>> START The records
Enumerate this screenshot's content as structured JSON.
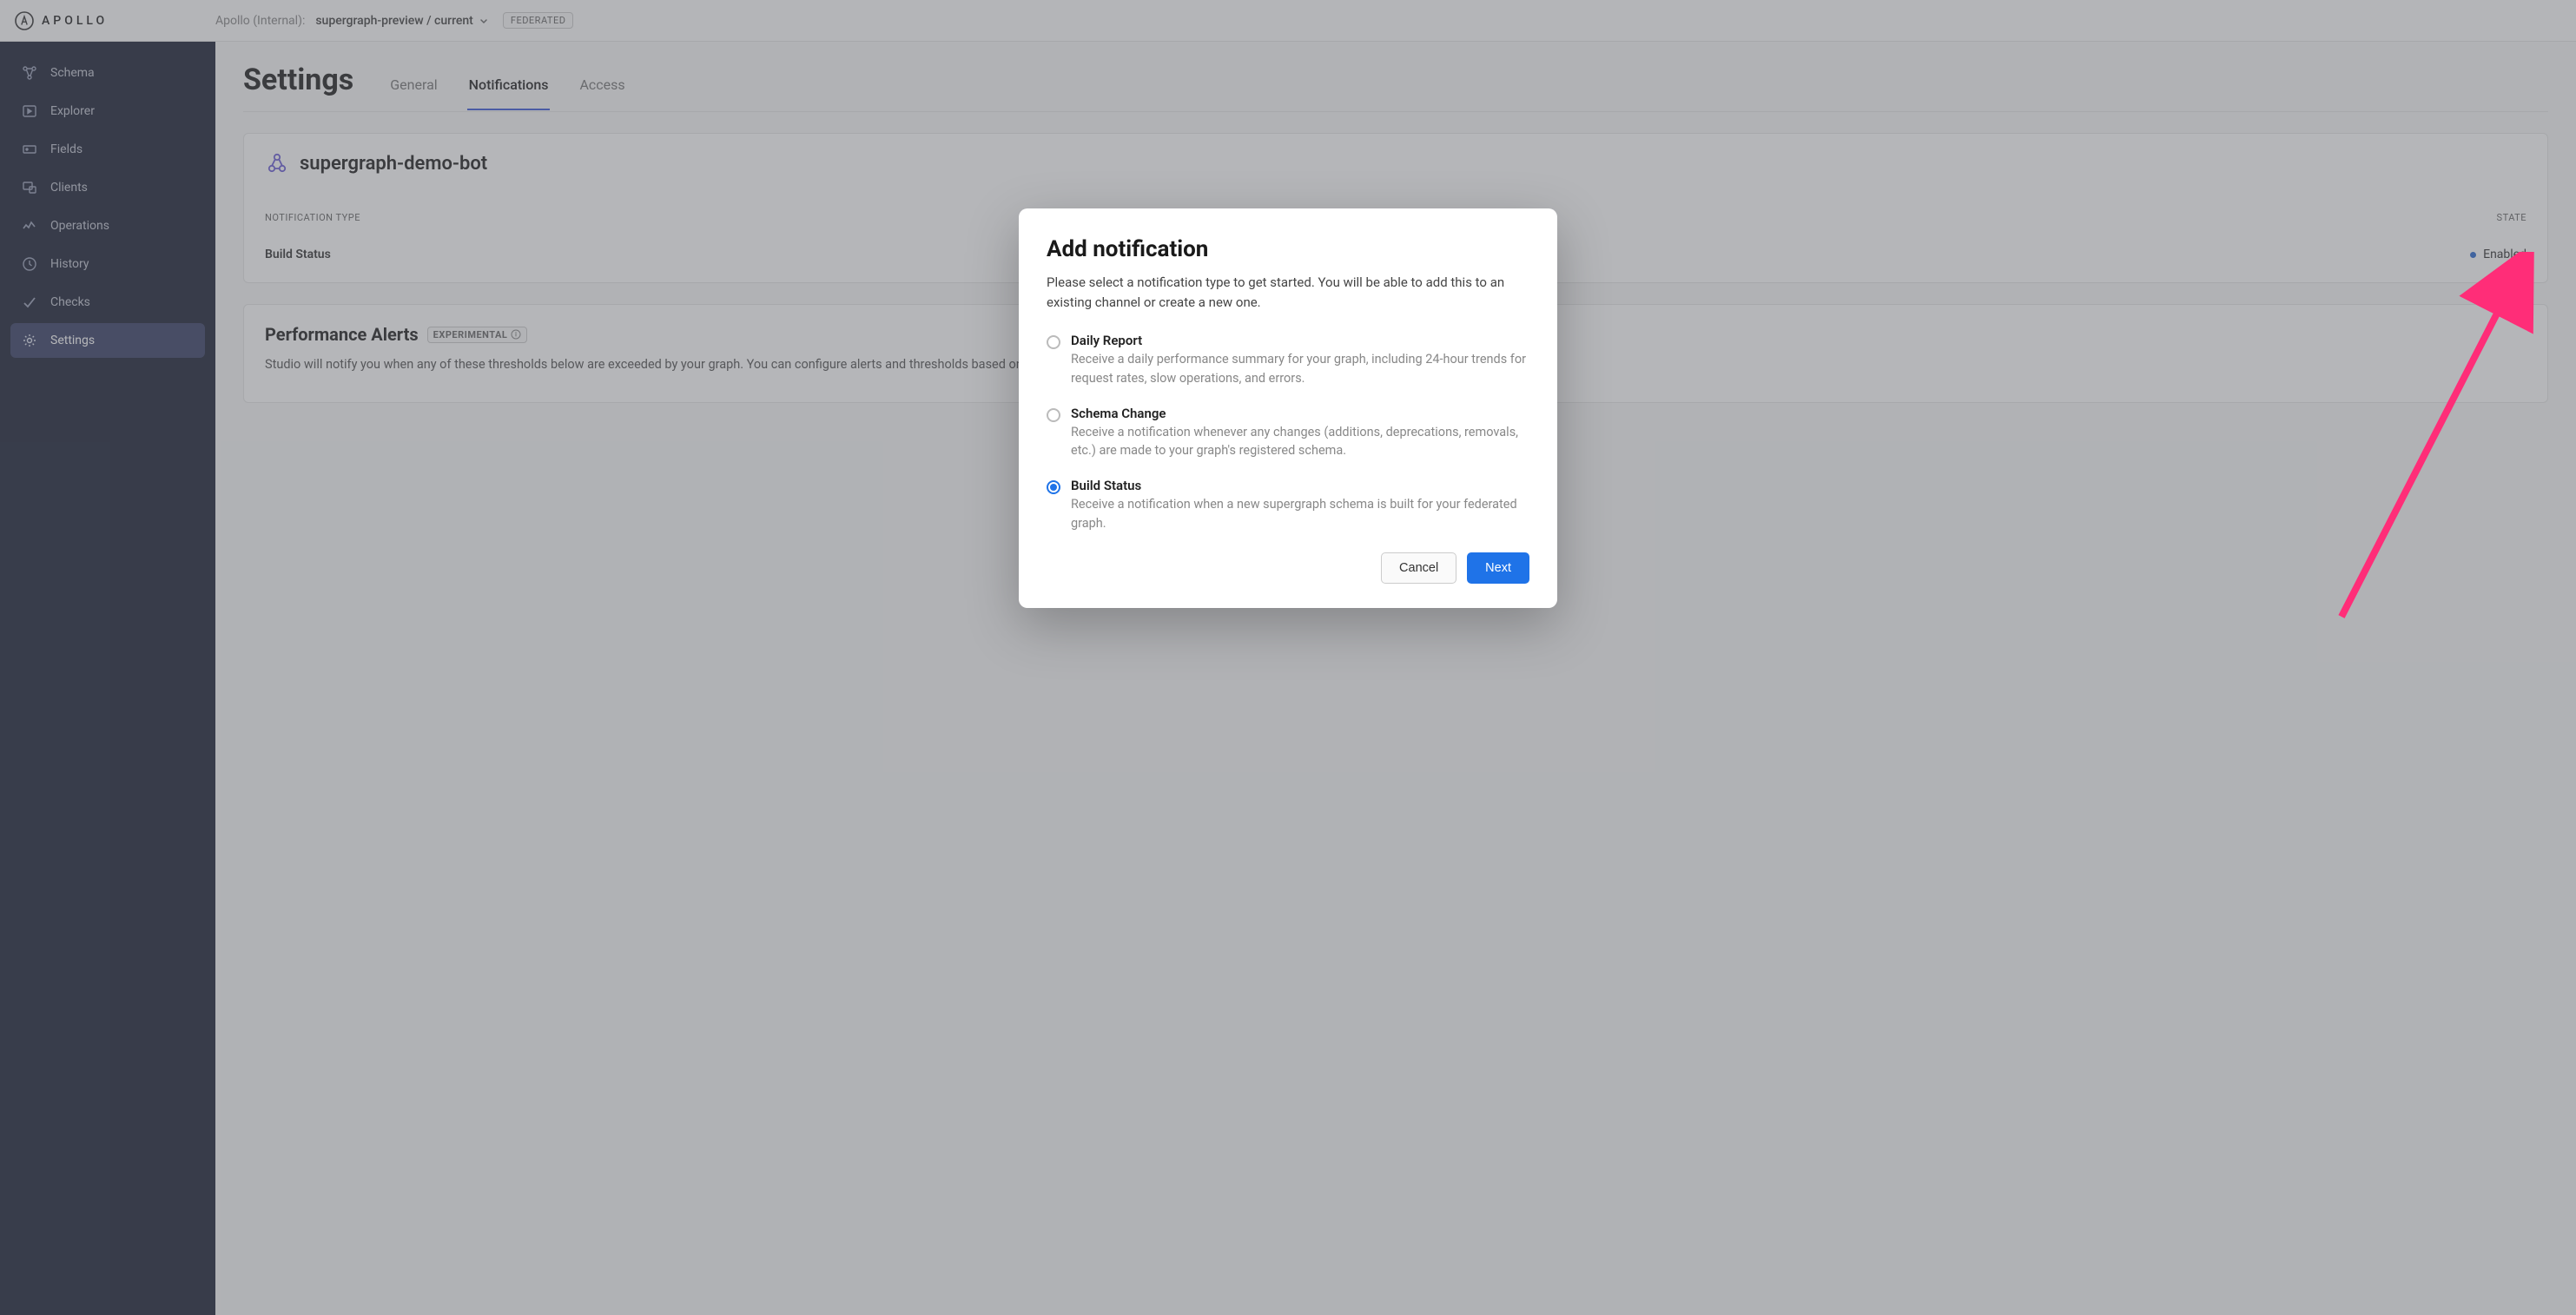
{
  "topbar": {
    "logo_text": "APOLLO",
    "org_label": "Apollo (Internal):",
    "graph_name": "supergraph-preview / current",
    "federated_badge": "FEDERATED"
  },
  "sidebar": {
    "items": [
      {
        "label": "Schema"
      },
      {
        "label": "Explorer"
      },
      {
        "label": "Fields"
      },
      {
        "label": "Clients"
      },
      {
        "label": "Operations"
      },
      {
        "label": "History"
      },
      {
        "label": "Checks"
      },
      {
        "label": "Settings"
      }
    ]
  },
  "page": {
    "title": "Settings",
    "tabs": {
      "general": "General",
      "notifications": "Notifications",
      "access": "Access"
    }
  },
  "channel_card": {
    "channel_name": "supergraph-demo-bot",
    "col_type": "NOTIFICATION TYPE",
    "col_state": "STATE",
    "row_type": "Build Status",
    "row_state": "Enabled"
  },
  "perf_card": {
    "title": "Performance Alerts",
    "badge": "EXPERIMENTAL",
    "desc": "Studio will notify you when any of these thresholds below are exceeded by your graph. You can configure alerts and thresholds based on operations received from your graph and evaluated over a sliding window of the last..."
  },
  "modal": {
    "title": "Add notification",
    "sub": "Please select a notification type to get started. You will be able to add this to an existing channel or create a new one.",
    "options": [
      {
        "label": "Daily Report",
        "desc": "Receive a daily performance summary for your graph, including 24-hour trends for request rates, slow operations, and errors."
      },
      {
        "label": "Schema Change",
        "desc": "Receive a notification whenever any changes (additions, deprecations, removals, etc.) are made to your graph's registered schema."
      },
      {
        "label": "Build Status",
        "desc": "Receive a notification when a new supergraph schema is built for your federated graph."
      }
    ],
    "cancel": "Cancel",
    "next": "Next"
  }
}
>> END The records
Written instruction.
Write out every line from the entries where "Status" appears.

Expected output.
    "row_type": "Build Status",
        "label": "Build Status",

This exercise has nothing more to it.